|Review: Enthrallment - Immerse Into Bloody Bliss|
|Immerse Into Bloody Bliss|
Label: Metal Age Productions
Year released: 2008
Genre: Death Metal
Review online: March 6, 2009
Reviewed by: Jason Cominetto
for:Immerse Into Bloody Bliss
Rated 2.33/5 (46.67%) (6 Votes)
Man, there sure are a lot of Brutal Death Metal bands out there nowadays aren't there? It's hard for bands that fall under this category to differentiate themselves from the rest of the pack, as is evident here on Immerse into Bloody Bliss.
The approach taken on this album seems easy enough: keep things simple and keep it heavy. Enthrallment accomplish the former in many ways on the album, yet the latter is rarely attained. Through less use of blast beats and a heightened emphasis on bass, the band takes on a slow, crawling sound for a good portion of the album. "Enthrallment" is a perfect example of this sound, as it's probably the best song on the album. It's nice to see a band trying to take things slower in a world where everyone is constantly trying to be faster and more technical than everyone else, yet there's something missing from this music to make it meaningful. The vocals are fitting for this type of music (especially when the back-ups go over the main vocals, like on "Cane the Messiah with the Crook," because it sounds absolutely grotesque), the bassist seems talented, the guitars are nice and heavy, and the drummer never goes too over the top, yet does his job of keeping the music entertaining: so what exactly is wrong?

• _STORED ROWS_:
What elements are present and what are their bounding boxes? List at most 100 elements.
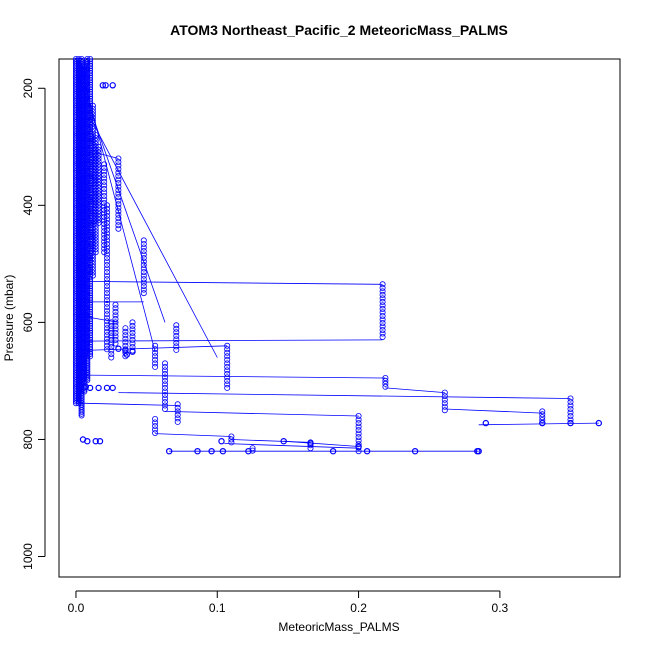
data-point xyxy=(379,312,386,319)
data-point xyxy=(173,346,180,353)
data-point xyxy=(89,266,96,273)
data-point xyxy=(104,293,111,300)
data-point xyxy=(87,348,94,355)
data-point xyxy=(87,327,94,334)
data-point xyxy=(104,286,111,293)
data-marks xyxy=(73,56,603,455)
data-point xyxy=(87,280,94,287)
data-point xyxy=(379,295,386,302)
data-point xyxy=(95,178,102,185)
series-segment xyxy=(84,374,386,379)
data-point xyxy=(87,292,94,299)
data-point xyxy=(87,74,94,81)
data-point xyxy=(112,322,119,329)
data-point xyxy=(174,418,181,425)
data-point xyxy=(92,240,99,247)
data-point xyxy=(355,443,362,450)
data-point xyxy=(92,225,99,232)
data-point xyxy=(140,290,147,297)
data-point xyxy=(115,215,122,222)
data-point xyxy=(104,223,111,230)
data-point xyxy=(539,419,546,427)
data-point xyxy=(224,349,231,356)
data-point xyxy=(108,347,115,354)
data-point xyxy=(101,189,108,196)
data-point xyxy=(104,247,111,254)
data-point xyxy=(89,108,96,115)
data-point xyxy=(92,246,99,253)
data-point xyxy=(379,305,386,312)
data-point xyxy=(224,370,231,377)
data-point xyxy=(567,416,574,423)
data-point xyxy=(101,168,108,175)
data-point xyxy=(87,318,94,325)
data-point xyxy=(87,311,94,318)
data-point xyxy=(474,448,481,455)
data-point xyxy=(87,332,94,339)
data-point xyxy=(104,307,111,314)
data-point xyxy=(161,367,168,374)
data-point xyxy=(382,380,389,387)
data-point xyxy=(355,441,362,448)
data-point xyxy=(104,219,111,226)
data-point xyxy=(84,373,91,380)
data-point xyxy=(87,320,94,327)
data-point xyxy=(87,86,94,93)
data-point xyxy=(95,143,102,150)
data-point xyxy=(104,283,111,290)
data-point xyxy=(108,350,115,357)
data-point xyxy=(87,278,94,285)
data-point xyxy=(173,336,180,343)
series-segment xyxy=(283,440,359,447)
data-point xyxy=(95,155,102,162)
data-point xyxy=(363,448,371,455)
series-segment xyxy=(164,411,359,417)
data-point xyxy=(104,216,111,223)
data-point xyxy=(355,434,362,441)
data-point xyxy=(441,393,448,400)
data-point xyxy=(87,313,94,320)
data-point xyxy=(108,319,115,326)
data-point xyxy=(101,175,108,182)
data-point xyxy=(379,288,386,295)
data-point xyxy=(115,225,122,232)
data-point xyxy=(218,438,225,445)
data-point xyxy=(152,419,159,426)
data-point xyxy=(228,439,235,446)
data-point xyxy=(224,342,231,349)
data-point xyxy=(104,212,111,219)
data-point xyxy=(112,340,119,347)
data-point xyxy=(104,244,111,251)
data-point xyxy=(355,412,362,419)
data-point xyxy=(84,375,91,382)
data-point xyxy=(355,420,362,427)
data-point xyxy=(108,354,115,361)
data-point xyxy=(89,269,96,276)
data-point xyxy=(102,82,109,89)
data-point xyxy=(482,419,489,427)
data-point xyxy=(89,263,96,270)
data-point xyxy=(539,417,546,424)
data-point xyxy=(112,305,119,312)
data-point xyxy=(87,325,94,332)
data-point xyxy=(87,285,94,292)
data-point xyxy=(104,233,111,240)
data-point xyxy=(129,333,136,340)
data-point xyxy=(112,333,119,340)
data-point xyxy=(567,405,574,412)
data-point xyxy=(104,226,111,233)
data-point xyxy=(112,329,119,336)
data-point xyxy=(78,412,85,419)
data-point xyxy=(95,193,102,200)
data-point xyxy=(355,437,362,444)
data-point xyxy=(104,290,111,297)
data-point xyxy=(87,353,94,360)
data-point xyxy=(140,254,147,261)
data-point xyxy=(95,187,102,194)
series-segment xyxy=(224,443,359,449)
data-point xyxy=(567,409,574,416)
data-point xyxy=(122,347,129,354)
data-point xyxy=(95,384,102,392)
data-point xyxy=(355,423,362,430)
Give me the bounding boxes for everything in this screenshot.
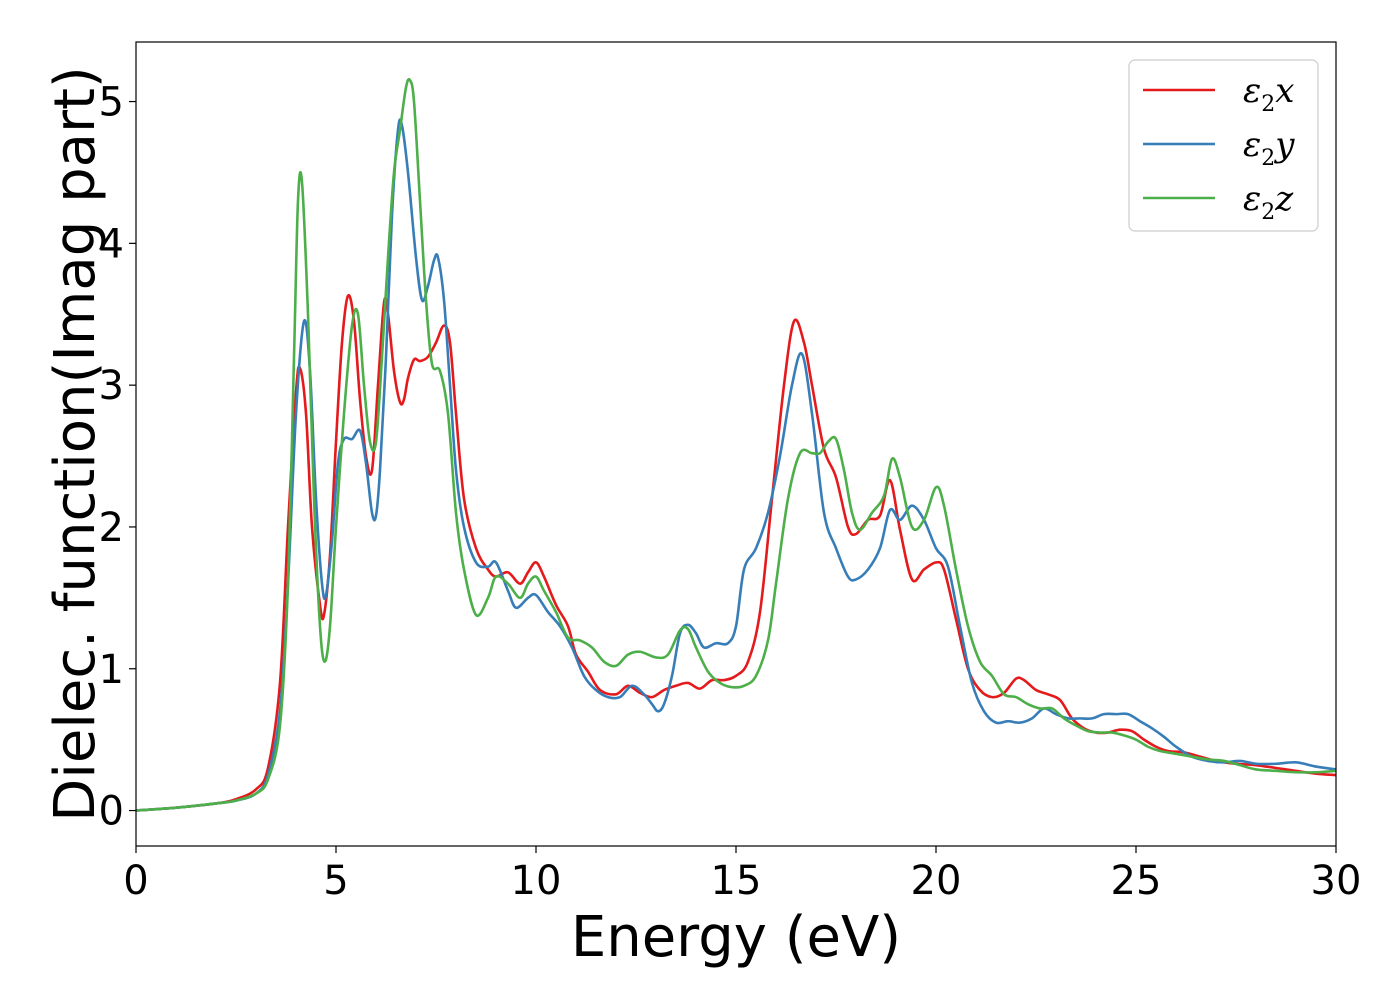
x-tick-label: 15 [711, 858, 762, 904]
x-axis-title: Energy (eV) [571, 905, 901, 970]
legend-label-x: ε2x [1243, 71, 1294, 117]
legend-label-y: ε2y [1243, 125, 1295, 171]
x-tick-label: 5 [323, 858, 348, 904]
series-line-z [136, 77, 1336, 812]
x-tick-label: 20 [911, 858, 962, 904]
y-tick-label: 3 [99, 363, 124, 409]
axis-ticks: 0 5 10 15 20 25 30 0 1 2 3 4 5 [99, 80, 1362, 904]
y-tick-label: 0 [99, 789, 124, 835]
x-tick-label: 25 [1111, 858, 1162, 904]
y-tick-label: 1 [99, 647, 124, 693]
legend-box [1128, 59, 1319, 232]
x-tick-label: 30 [1311, 858, 1362, 904]
series-line-y [136, 118, 1336, 812]
series-layer [136, 77, 1336, 812]
x-tick-label: 0 [123, 858, 148, 904]
legend: ε2x ε2y ε2z [1128, 59, 1319, 232]
x-tick-label: 10 [511, 858, 562, 904]
y-tick-label: 4 [99, 221, 124, 267]
y-tick-label: 5 [99, 80, 124, 126]
y-tick-label: 2 [99, 505, 124, 551]
y-axis-title: Dielec. function(Imag part) [43, 66, 108, 822]
legend-label-z: ε2z [1243, 179, 1294, 225]
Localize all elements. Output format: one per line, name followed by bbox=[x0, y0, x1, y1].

• _SHORT TASK A_: In the album review above, condense the paragraph that begins "The approach taken on this album" into a short bulleted list that keeps its main facts.
• _SHORT TASK B_: Which label released Immerse Into Bloody Bliss, according to the album review?
• _SHORT TASK C_: Return the words of the album review word for word, starting with "Man, there sure" and going on through "into Bloody Bliss.".

• _PROBLEM SOLUTION A_:
- The album tries to stay simple and heavy. It often manages simplicity but rarely heaviness.
- Fewer blast beats and more emphasis on bass give much of the album a slow, crawling sound. "Enthrallment," probably the best song, is a perfect example.
- A band taking things slower is welcome when everyone else chases speed and technicality, but something keeps the music from being meaningful.
- The vocals fit the style, and the back-ups over the main vocals on "Cane the Messiah with the Crook" sound grotesque.
- The bassist seems talented and the guitars are heavy. The drummer never goes over the top but keeps the music entertaining.
- This leaves the reviewer asking what exactly is wrong.

• _PROBLEM SOLUTION B_: Metal Age Productions.

• _PROBLEM SOLUTION C_:
Man, there sure are a lot of Brutal Death Metal bands out there nowadays aren't there? It's hard for bands that fall under this category to differentiate themselves from the rest of the pack, as is evident here on Immerse into Bloody Bliss.